##### Excerpted data #####

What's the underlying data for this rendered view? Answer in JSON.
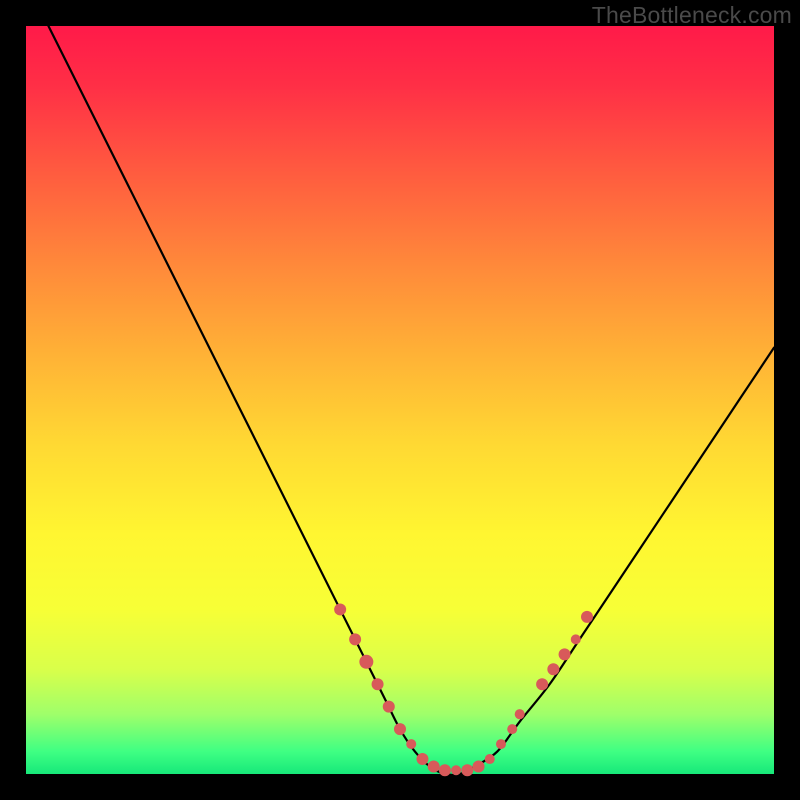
{
  "watermark": "TheBottleneck.com",
  "chart_data": {
    "type": "line",
    "title": "",
    "xlabel": "",
    "ylabel": "",
    "xlim": [
      0,
      100
    ],
    "ylim": [
      0,
      100
    ],
    "grid": false,
    "legend": false,
    "series": [
      {
        "name": "bottleneck-curve",
        "x": [
          3,
          6,
          10,
          14,
          18,
          22,
          26,
          30,
          34,
          38,
          42,
          45,
          48,
          50,
          52,
          54,
          56,
          58,
          60,
          63,
          66,
          70,
          74,
          78,
          82,
          86,
          90,
          94,
          98,
          100
        ],
        "y": [
          100,
          94,
          86,
          78,
          70,
          62,
          54,
          46,
          38,
          30,
          22,
          16,
          10,
          6,
          3,
          1,
          0,
          0,
          1,
          3,
          7,
          12,
          18,
          24,
          30,
          36,
          42,
          48,
          54,
          57
        ]
      }
    ],
    "markers": {
      "name": "highlight-dots",
      "color": "#d85a5a",
      "points": [
        {
          "x": 42,
          "y": 22,
          "r": 6
        },
        {
          "x": 44,
          "y": 18,
          "r": 6
        },
        {
          "x": 45.5,
          "y": 15,
          "r": 7
        },
        {
          "x": 47,
          "y": 12,
          "r": 6
        },
        {
          "x": 48.5,
          "y": 9,
          "r": 6
        },
        {
          "x": 50,
          "y": 6,
          "r": 6
        },
        {
          "x": 51.5,
          "y": 4,
          "r": 5
        },
        {
          "x": 53,
          "y": 2,
          "r": 6
        },
        {
          "x": 54.5,
          "y": 1,
          "r": 6
        },
        {
          "x": 56,
          "y": 0.5,
          "r": 6
        },
        {
          "x": 57.5,
          "y": 0.5,
          "r": 5
        },
        {
          "x": 59,
          "y": 0.5,
          "r": 6
        },
        {
          "x": 60.5,
          "y": 1,
          "r": 6
        },
        {
          "x": 62,
          "y": 2,
          "r": 5
        },
        {
          "x": 63.5,
          "y": 4,
          "r": 5
        },
        {
          "x": 65,
          "y": 6,
          "r": 5
        },
        {
          "x": 66,
          "y": 8,
          "r": 5
        },
        {
          "x": 69,
          "y": 12,
          "r": 6
        },
        {
          "x": 70.5,
          "y": 14,
          "r": 6
        },
        {
          "x": 72,
          "y": 16,
          "r": 6
        },
        {
          "x": 73.5,
          "y": 18,
          "r": 5
        },
        {
          "x": 75,
          "y": 21,
          "r": 6
        }
      ]
    }
  }
}
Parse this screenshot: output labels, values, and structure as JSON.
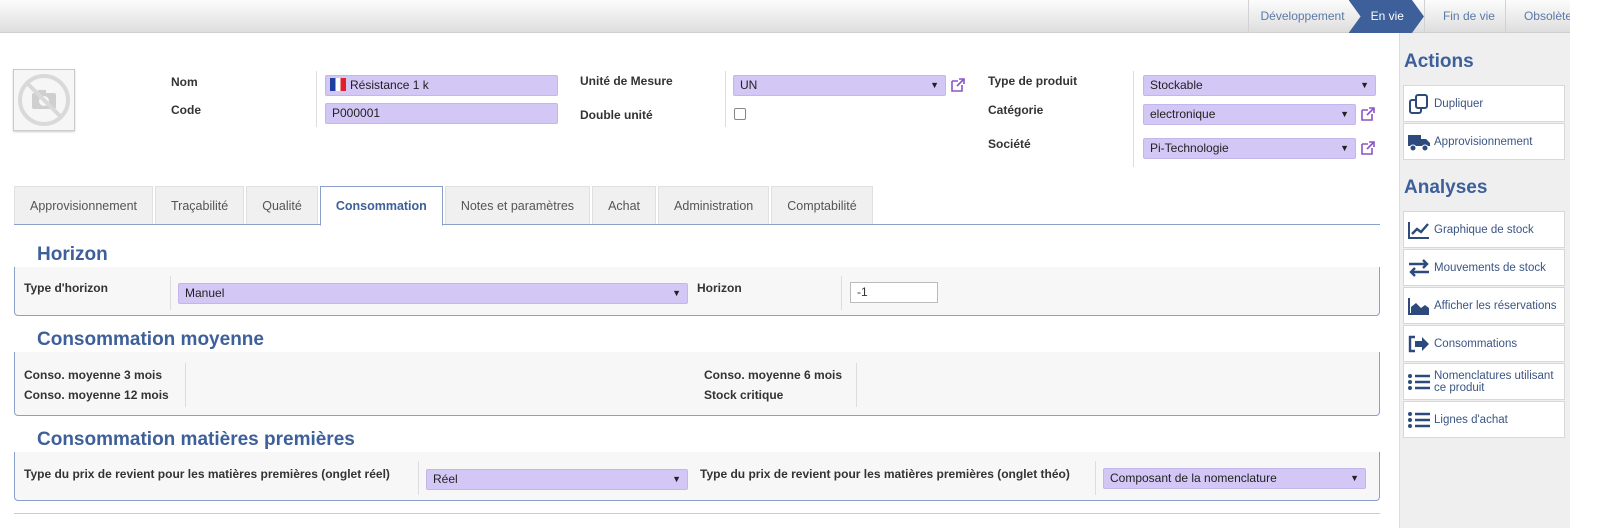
{
  "statusbar": {
    "stages": [
      "Développement",
      "En vie",
      "Fin de vie",
      "Obsolète"
    ],
    "active": "En vie"
  },
  "product": {
    "name_label": "Nom",
    "name_value": "Résistance 1 k",
    "code_label": "Code",
    "code_value": "P000001",
    "uom_label": "Unité de Mesure",
    "uom_value": "UN",
    "double_unit_label": "Double unité",
    "type_label": "Type de produit",
    "type_value": "Stockable",
    "category_label": "Catégorie",
    "category_value": "electronique",
    "company_label": "Société",
    "company_value": "Pi-Technologie"
  },
  "tabs": [
    "Approvisionnement",
    "Traçabilité",
    "Qualité",
    "Consommation",
    "Notes et paramètres",
    "Achat",
    "Administration",
    "Comptabilité"
  ],
  "active_tab": "Consommation",
  "horizon": {
    "legend": "Horizon",
    "type_label": "Type d'horizon",
    "type_value": "Manuel",
    "horizon_label": "Horizon",
    "horizon_value": "-1"
  },
  "avg_consumption": {
    "legend": "Consommation moyenne",
    "m3_label": "Conso. moyenne 3 mois",
    "m12_label": "Conso. moyenne 12 mois",
    "m6_label": "Conso. moyenne 6 mois",
    "critical_label": "Stock critique"
  },
  "raw_materials": {
    "legend": "Consommation matières premières",
    "real_label": "Type du prix de revient pour les matières premières (onglet réel)",
    "real_value": "Réel",
    "theo_label": "Type du prix de revient pour les matières premières (onglet théo)",
    "theo_value": "Composant de la nomenclature"
  },
  "sidebar": {
    "actions_title": "Actions",
    "actions": [
      "Dupliquer",
      "Approvisionnement"
    ],
    "analyses_title": "Analyses",
    "analyses": [
      "Graphique de stock",
      "Mouvements de stock",
      "Afficher les réservations",
      "Consommations",
      "Nomenclatures utilisant ce produit",
      "Lignes d'achat"
    ]
  },
  "colors": {
    "accent": "#3d5f9a",
    "field_required": "#d2c7f5"
  }
}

#####

_Required task:_ Copy each line of the listing that includes "JSON".

_Exercise solution:_
What's the underlying data for this rendered view? Answer in JSON.
Parse this screenshot: output labels, values, and structure as JSON.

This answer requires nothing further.